---- Supplied records

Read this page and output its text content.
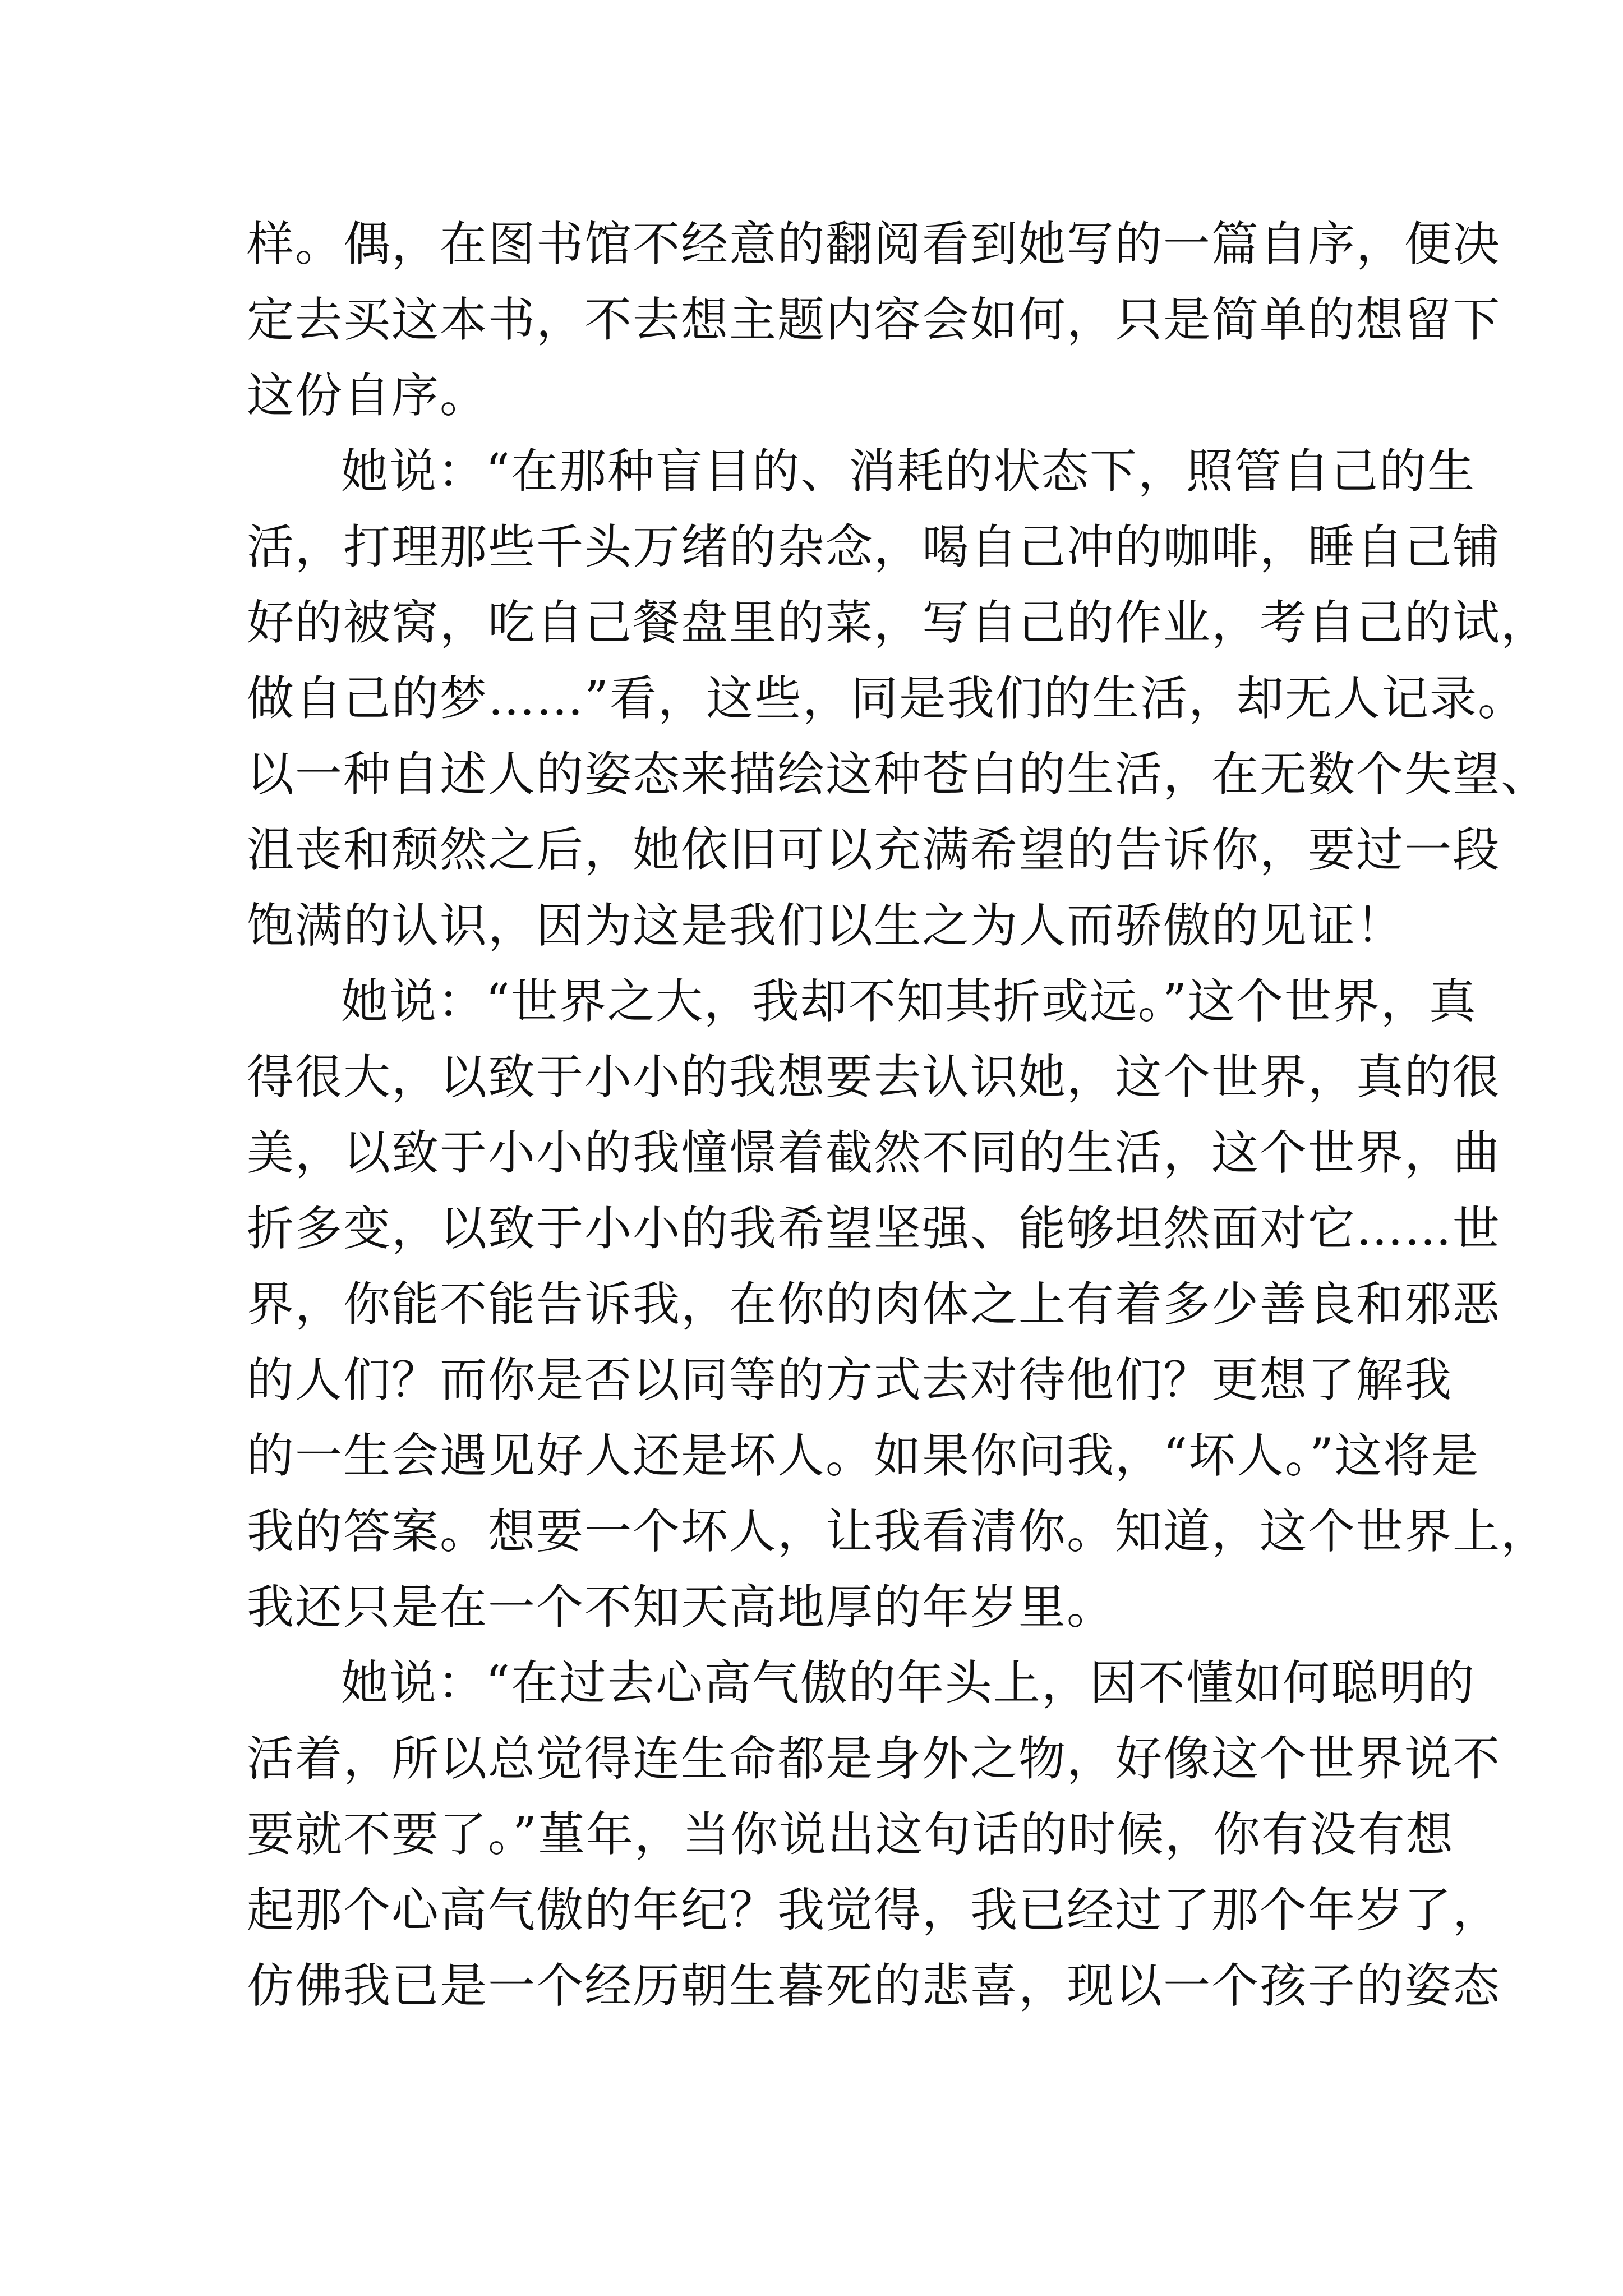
样。偶，在图书馆不经意的翻阅看到她写的一篇自序，便决
定去买这本书，不去想主题内容会如何，只是简单的想留下
这份自序。

她说：“在那种盲目的、消耗的状态下，照管自己的生
活，打理那些千头万绪的杂念，喝自己冲的咖啡，睡自己铺
好的被窝，吃自己餐盘里的菜，写自己的作业，考自己的试，
做自己的梦……”看，这些，同是我们的生活，却无人记录。
以一种自述人的姿态来描绘这种苍白的生活，在无数个失望、
沮丧和颓然之后，她依旧可以充满希望的告诉你，要过一段
饱满的认识，因为这是我们以生之为人而骄傲的见证！

她说：“世界之大，我却不知其折或远。”这个世界，真
得很大，以致于小小的我想要去认识她，这个世界，真的很
美，以致于小小的我憧憬着截然不同的生活，这个世界，曲
折多变，以致于小小的我希望坚强、能够坦然面对它……世
界，你能不能告诉我，在你的肉体之上有着多少善良和邪恶
的人们？而你是否以同等的方式去对待他们？更想了解我
的一生会遇见好人还是坏人。如果你问我，“坏人。”这将是
我的答案。想要一个坏人，让我看清你。知道，这个世界上，
我还只是在一个不知天高地厚的年岁里。

她说：“在过去心高气傲的年头上，因不懂如何聪明的
活着，所以总觉得连生命都是身外之物，好像这个世界说不
要就不要了。”堇年，当你说出这句话的时候，你有没有想
起那个心高气傲的年纪？我觉得，我已经过了那个年岁了，
仿佛我已是一个经历朝生暮死的悲喜，现以一个孩子的姿态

--------

Aim: Reproduce the full listing faithfully, but do not carry over any pictures.

Result below:
Read this page and output its text content.
样。偶，在图书馆不经意的翻阅看到她写的一篇自序，便决
定去买这本书，不去想主题内容会如何，只是简单的想留下
这份自序。

她说：“在那种盲目的、消耗的状态下，照管自己的生
活，打理那些千头万绪的杂念，喝自己冲的咖啡，睡自己铺
好的被窝，吃自己餐盘里的菜，写自己的作业，考自己的试，
做自己的梦……”看，这些，同是我们的生活，却无人记录。
以一种自述人的姿态来描绘这种苍白的生活，在无数个失望、
沮丧和颓然之后，她依旧可以充满希望的告诉你，要过一段
饱满的认识，因为这是我们以生之为人而骄傲的见证！

她说：“世界之大，我却不知其折或远。”这个世界，真
得很大，以致于小小的我想要去认识她，这个世界，真的很
美，以致于小小的我憧憬着截然不同的生活，这个世界，曲
折多变，以致于小小的我希望坚强、能够坦然面对它……世
界，你能不能告诉我，在你的肉体之上有着多少善良和邪恶
的人们？而你是否以同等的方式去对待他们？更想了解我
的一生会遇见好人还是坏人。如果你问我，“坏人。”这将是
我的答案。想要一个坏人，让我看清你。知道，这个世界上，
我还只是在一个不知天高地厚的年岁里。

她说：“在过去心高气傲的年头上，因不懂如何聪明的
活着，所以总觉得连生命都是身外之物，好像这个世界说不
要就不要了。”堇年，当你说出这句话的时候，你有没有想
起那个心高气傲的年纪？我觉得，我已经过了那个年岁了，
仿佛我已是一个经历朝生暮死的悲喜，现以一个孩子的姿态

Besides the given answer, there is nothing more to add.